▶ Given request
Print every record below exactly as written.

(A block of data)
|---|
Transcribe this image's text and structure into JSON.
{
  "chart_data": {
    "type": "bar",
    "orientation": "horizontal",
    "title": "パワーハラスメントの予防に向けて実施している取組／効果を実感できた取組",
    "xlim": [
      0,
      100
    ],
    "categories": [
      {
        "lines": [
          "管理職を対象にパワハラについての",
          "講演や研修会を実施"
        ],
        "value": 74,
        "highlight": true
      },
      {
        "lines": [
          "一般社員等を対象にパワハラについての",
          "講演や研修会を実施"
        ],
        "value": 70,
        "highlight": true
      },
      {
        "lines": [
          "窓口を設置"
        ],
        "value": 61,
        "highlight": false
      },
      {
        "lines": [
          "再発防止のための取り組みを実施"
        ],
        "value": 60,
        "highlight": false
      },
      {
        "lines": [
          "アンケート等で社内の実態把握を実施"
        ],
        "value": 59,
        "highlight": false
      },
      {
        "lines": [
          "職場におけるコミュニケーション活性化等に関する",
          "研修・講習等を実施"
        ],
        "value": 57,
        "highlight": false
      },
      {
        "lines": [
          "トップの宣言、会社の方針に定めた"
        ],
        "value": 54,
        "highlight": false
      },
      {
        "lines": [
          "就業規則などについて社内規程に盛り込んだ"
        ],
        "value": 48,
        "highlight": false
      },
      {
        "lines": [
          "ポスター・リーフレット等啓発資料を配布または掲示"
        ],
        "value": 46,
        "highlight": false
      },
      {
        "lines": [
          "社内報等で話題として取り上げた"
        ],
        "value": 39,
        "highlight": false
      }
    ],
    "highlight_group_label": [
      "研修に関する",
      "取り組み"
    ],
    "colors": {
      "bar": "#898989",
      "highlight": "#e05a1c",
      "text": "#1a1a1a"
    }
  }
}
|---|
▶ Complete answer
Transcribe this image's text and structure into JSON.
{
  "chart_data": {
    "type": "bar",
    "orientation": "horizontal",
    "title": "パワーハラスメントの予防に向けて実施している取組／効果を実感できた取組",
    "xlim": [
      0,
      100
    ],
    "categories": [
      {
        "lines": [
          "管理職を対象にパワハラについての",
          "講演や研修会を実施"
        ],
        "value": 74,
        "highlight": true
      },
      {
        "lines": [
          "一般社員等を対象にパワハラについての",
          "講演や研修会を実施"
        ],
        "value": 70,
        "highlight": true
      },
      {
        "lines": [
          "窓口を設置"
        ],
        "value": 61,
        "highlight": false
      },
      {
        "lines": [
          "再発防止のための取り組みを実施"
        ],
        "value": 60,
        "highlight": false
      },
      {
        "lines": [
          "アンケート等で社内の実態把握を実施"
        ],
        "value": 59,
        "highlight": false
      },
      {
        "lines": [
          "職場におけるコミュニケーション活性化等に関する",
          "研修・講習等を実施"
        ],
        "value": 57,
        "highlight": false
      },
      {
        "lines": [
          "トップの宣言、会社の方針に定めた"
        ],
        "value": 54,
        "highlight": false
      },
      {
        "lines": [
          "就業規則などについて社内規程に盛り込んだ"
        ],
        "value": 48,
        "highlight": false
      },
      {
        "lines": [
          "ポスター・リーフレット等啓発資料を配布または掲示"
        ],
        "value": 46,
        "highlight": false
      },
      {
        "lines": [
          "社内報等で話題として取り上げた"
        ],
        "value": 39,
        "highlight": false
      }
    ],
    "highlight_group_label": [
      "研修に関する",
      "取り組み"
    ],
    "colors": {
      "bar": "#898989",
      "highlight": "#e05a1c",
      "text": "#1a1a1a"
    }
  }
}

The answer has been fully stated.